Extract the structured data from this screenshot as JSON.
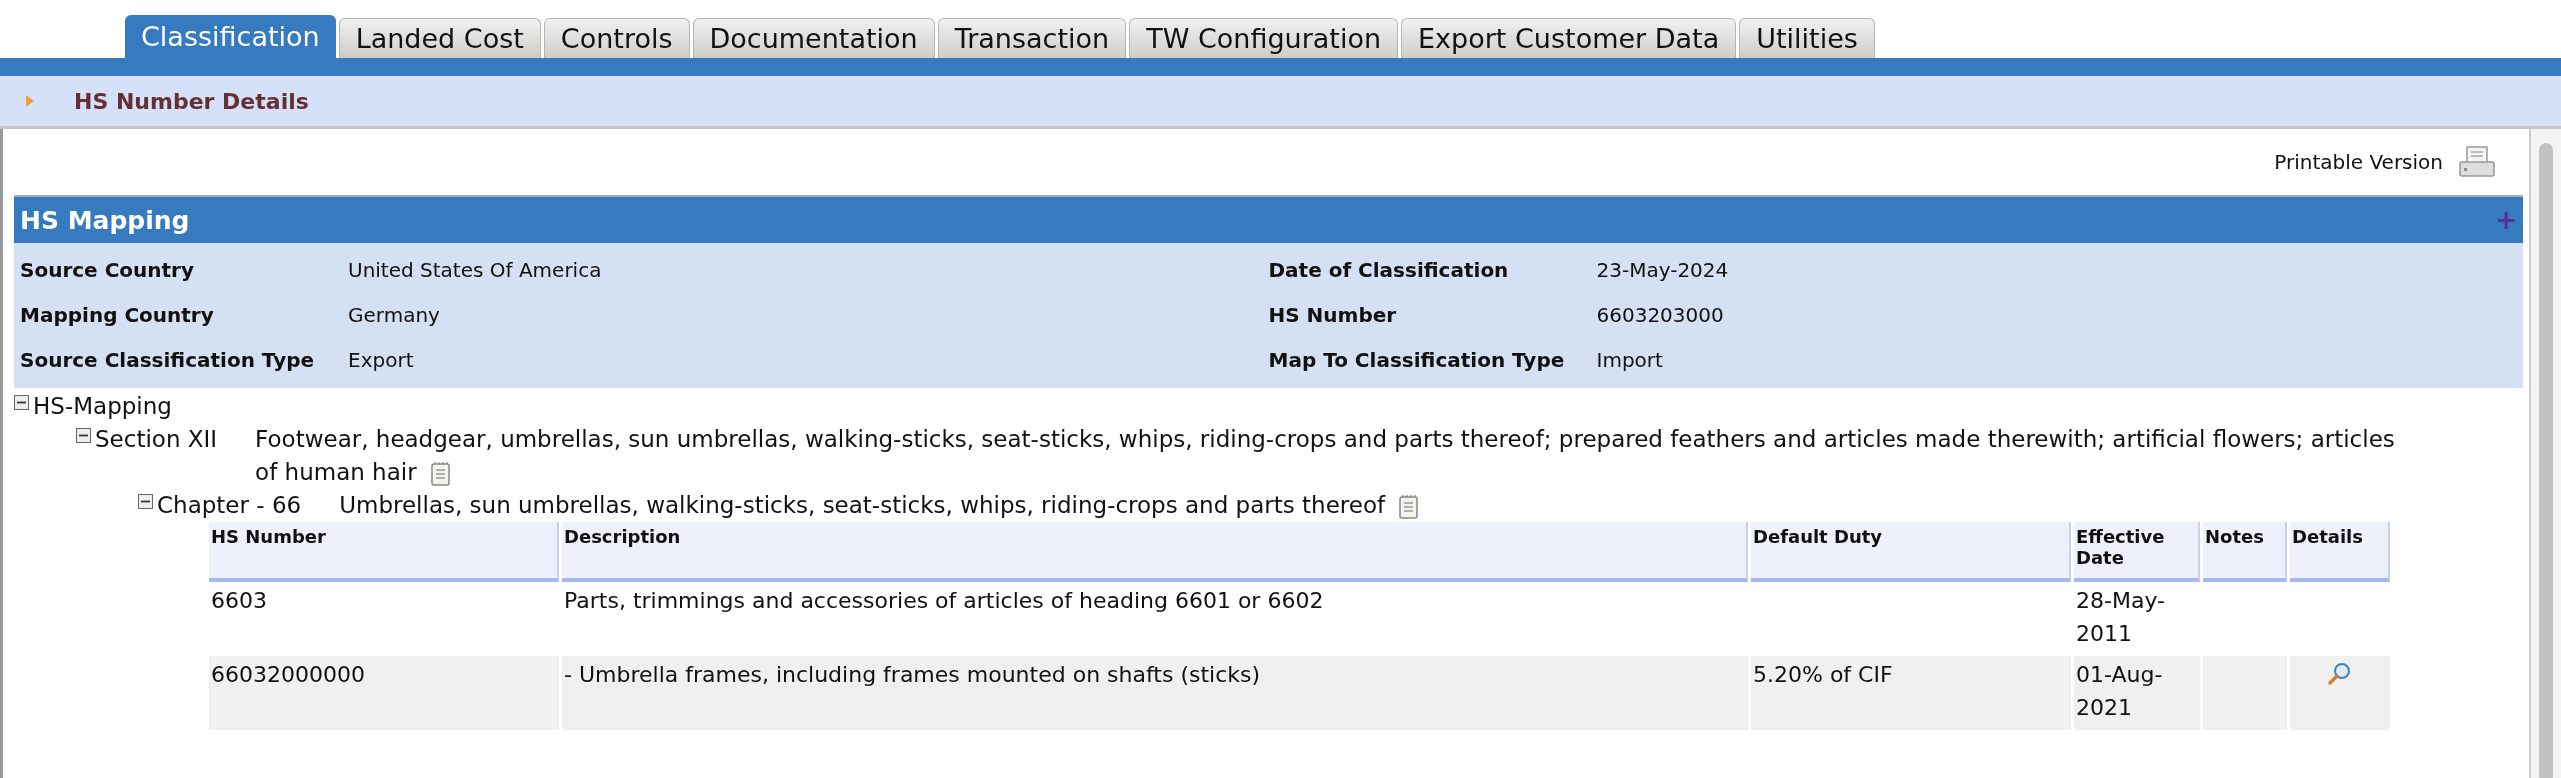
{
  "tabs": [
    {
      "label": "Classification",
      "selected": true
    },
    {
      "label": "Landed Cost",
      "selected": false
    },
    {
      "label": "Controls",
      "selected": false
    },
    {
      "label": "Documentation",
      "selected": false
    },
    {
      "label": "Transaction",
      "selected": false
    },
    {
      "label": "TW Configuration",
      "selected": false
    },
    {
      "label": "Export Customer Data",
      "selected": false
    },
    {
      "label": "Utilities",
      "selected": false
    }
  ],
  "subheader": {
    "title": "HS Number Details"
  },
  "printable": {
    "label": "Printable Version"
  },
  "panel": {
    "title": "HS Mapping",
    "expand_symbol": "+",
    "fields_left": [
      {
        "label": "Source Country",
        "value": "United States Of America"
      },
      {
        "label": "Mapping Country",
        "value": "Germany"
      },
      {
        "label": "Source Classification Type",
        "value": "Export"
      }
    ],
    "fields_right": [
      {
        "label": "Date of Classification",
        "value": "23-May-2024"
      },
      {
        "label": "HS Number",
        "value": "6603203000"
      },
      {
        "label": "Map To Classification Type",
        "value": "Import"
      }
    ]
  },
  "tree": {
    "label": "HS-Mapping",
    "expanded": true,
    "children": [
      {
        "label": "Section XII",
        "description": "Footwear, headgear, umbrellas, sun umbrellas, walking-sticks, seat-sticks, whips, riding-crops and parts thereof; prepared feathers and articles made therewith; artificial flowers; articles of human hair",
        "expanded": true,
        "children": [
          {
            "label": "Chapter - 66",
            "description": "Umbrellas, sun umbrellas, walking-sticks, seat-sticks, whips, riding-crops and parts thereof",
            "expanded": true
          }
        ]
      }
    ]
  },
  "table": {
    "columns": [
      "HS Number",
      "Description",
      "Default Duty",
      "Effective Date",
      "Notes",
      "Details"
    ],
    "rows": [
      {
        "hs_number": "6603",
        "description": "Parts, trimmings and accessories of articles of heading 6601 or 6602",
        "effective_date": "28-May-2011"
      },
      {
        "hs_number": "66032000000",
        "description": "- Umbrella frames, including frames mounted on shafts (sticks)",
        "default_duty": "5.20% of CIF",
        "effective_date": "01-Aug-2021",
        "has_details": true
      }
    ]
  }
}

-*-

» Stated goal
Omit the pictures. Output every record above word for word.

» Problem solution
Extract the structured data from this screenshot as JSON.
{
  "tabs": [
    {
      "label": "Classification",
      "selected": true
    },
    {
      "label": "Landed Cost",
      "selected": false
    },
    {
      "label": "Controls",
      "selected": false
    },
    {
      "label": "Documentation",
      "selected": false
    },
    {
      "label": "Transaction",
      "selected": false
    },
    {
      "label": "TW Configuration",
      "selected": false
    },
    {
      "label": "Export Customer Data",
      "selected": false
    },
    {
      "label": "Utilities",
      "selected": false
    }
  ],
  "subheader": {
    "title": "HS Number Details"
  },
  "printable": {
    "label": "Printable Version"
  },
  "panel": {
    "title": "HS Mapping",
    "expand_symbol": "+",
    "fields_left": [
      {
        "label": "Source Country",
        "value": "United States Of America"
      },
      {
        "label": "Mapping Country",
        "value": "Germany"
      },
      {
        "label": "Source Classification Type",
        "value": "Export"
      }
    ],
    "fields_right": [
      {
        "label": "Date of Classification",
        "value": "23-May-2024"
      },
      {
        "label": "HS Number",
        "value": "6603203000"
      },
      {
        "label": "Map To Classification Type",
        "value": "Import"
      }
    ]
  },
  "tree": {
    "label": "HS-Mapping",
    "expanded": true,
    "children": [
      {
        "label": "Section XII",
        "description": "Footwear, headgear, umbrellas, sun umbrellas, walking-sticks, seat-sticks, whips, riding-crops and parts thereof; prepared feathers and articles made therewith; artificial flowers; articles of human hair",
        "expanded": true,
        "children": [
          {
            "label": "Chapter - 66",
            "description": "Umbrellas, sun umbrellas, walking-sticks, seat-sticks, whips, riding-crops and parts thereof",
            "expanded": true
          }
        ]
      }
    ]
  },
  "table": {
    "columns": [
      "HS Number",
      "Description",
      "Default Duty",
      "Effective Date",
      "Notes",
      "Details"
    ],
    "rows": [
      {
        "hs_number": "6603",
        "description": "Parts, trimmings and accessories of articles of heading 6601 or 6602",
        "effective_date": "28-May-2011"
      },
      {
        "hs_number": "66032000000",
        "description": "- Umbrella frames, including frames mounted on shafts (sticks)",
        "default_duty": "5.20% of CIF",
        "effective_date": "01-Aug-2021",
        "has_details": true
      }
    ]
  }
}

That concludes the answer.